Problem requirements: For each line in the data below that holds "особенности", return a copy.

* * * * * * *

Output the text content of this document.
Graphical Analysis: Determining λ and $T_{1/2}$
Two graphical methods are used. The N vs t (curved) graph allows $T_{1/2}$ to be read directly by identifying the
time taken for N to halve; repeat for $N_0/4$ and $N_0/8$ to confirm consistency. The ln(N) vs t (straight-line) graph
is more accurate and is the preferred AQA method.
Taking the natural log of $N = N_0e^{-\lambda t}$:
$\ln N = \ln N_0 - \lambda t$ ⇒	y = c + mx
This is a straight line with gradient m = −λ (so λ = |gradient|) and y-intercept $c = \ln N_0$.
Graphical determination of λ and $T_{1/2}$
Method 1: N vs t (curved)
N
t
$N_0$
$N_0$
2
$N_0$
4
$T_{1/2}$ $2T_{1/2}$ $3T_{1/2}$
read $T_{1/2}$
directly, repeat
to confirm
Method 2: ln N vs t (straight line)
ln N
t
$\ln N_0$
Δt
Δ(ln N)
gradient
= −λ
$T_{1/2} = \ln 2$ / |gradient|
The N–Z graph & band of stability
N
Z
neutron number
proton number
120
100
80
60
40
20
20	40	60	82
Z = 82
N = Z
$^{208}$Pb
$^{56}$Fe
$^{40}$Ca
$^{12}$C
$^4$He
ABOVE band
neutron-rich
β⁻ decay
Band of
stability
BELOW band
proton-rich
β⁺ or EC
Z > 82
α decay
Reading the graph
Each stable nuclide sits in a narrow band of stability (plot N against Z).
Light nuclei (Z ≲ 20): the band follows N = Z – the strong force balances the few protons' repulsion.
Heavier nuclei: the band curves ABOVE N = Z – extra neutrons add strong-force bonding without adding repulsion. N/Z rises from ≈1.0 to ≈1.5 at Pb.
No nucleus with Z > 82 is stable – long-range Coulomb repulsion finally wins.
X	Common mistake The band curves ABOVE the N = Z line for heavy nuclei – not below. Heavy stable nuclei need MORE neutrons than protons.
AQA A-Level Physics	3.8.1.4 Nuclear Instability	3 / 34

* * * * * * *

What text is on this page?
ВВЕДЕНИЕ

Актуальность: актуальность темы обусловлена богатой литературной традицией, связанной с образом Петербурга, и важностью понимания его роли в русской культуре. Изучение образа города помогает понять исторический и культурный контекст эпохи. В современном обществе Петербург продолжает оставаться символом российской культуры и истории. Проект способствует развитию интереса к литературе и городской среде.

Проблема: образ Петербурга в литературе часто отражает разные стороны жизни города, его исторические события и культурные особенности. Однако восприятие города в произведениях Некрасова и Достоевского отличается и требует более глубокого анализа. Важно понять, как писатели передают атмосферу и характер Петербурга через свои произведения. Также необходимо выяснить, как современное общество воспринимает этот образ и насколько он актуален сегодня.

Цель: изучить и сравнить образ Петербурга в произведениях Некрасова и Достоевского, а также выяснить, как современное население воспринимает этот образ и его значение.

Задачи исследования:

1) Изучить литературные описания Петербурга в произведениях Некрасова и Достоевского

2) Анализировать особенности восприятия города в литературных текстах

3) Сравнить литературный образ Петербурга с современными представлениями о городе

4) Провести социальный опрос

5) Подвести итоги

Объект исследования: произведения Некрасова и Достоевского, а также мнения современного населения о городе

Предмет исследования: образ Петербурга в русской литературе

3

* * * * * * *

Exercise solution:
Проблема: образ Петербурга в литературе часто отражает разные стороны жизни города, его исторические события и культурные особенности. Однако восприятие города в произведениях Некрасова и Достоевского отличается и требует более глубокого анализа. Важно понять, как писатели передают атмосферу и характер Петербурга через свои произведения. Также необходимо выяснить, как современное общество воспринимает этот образ и насколько он актуален сегодня.
2) Анализировать особенности восприятия города в литературных текстах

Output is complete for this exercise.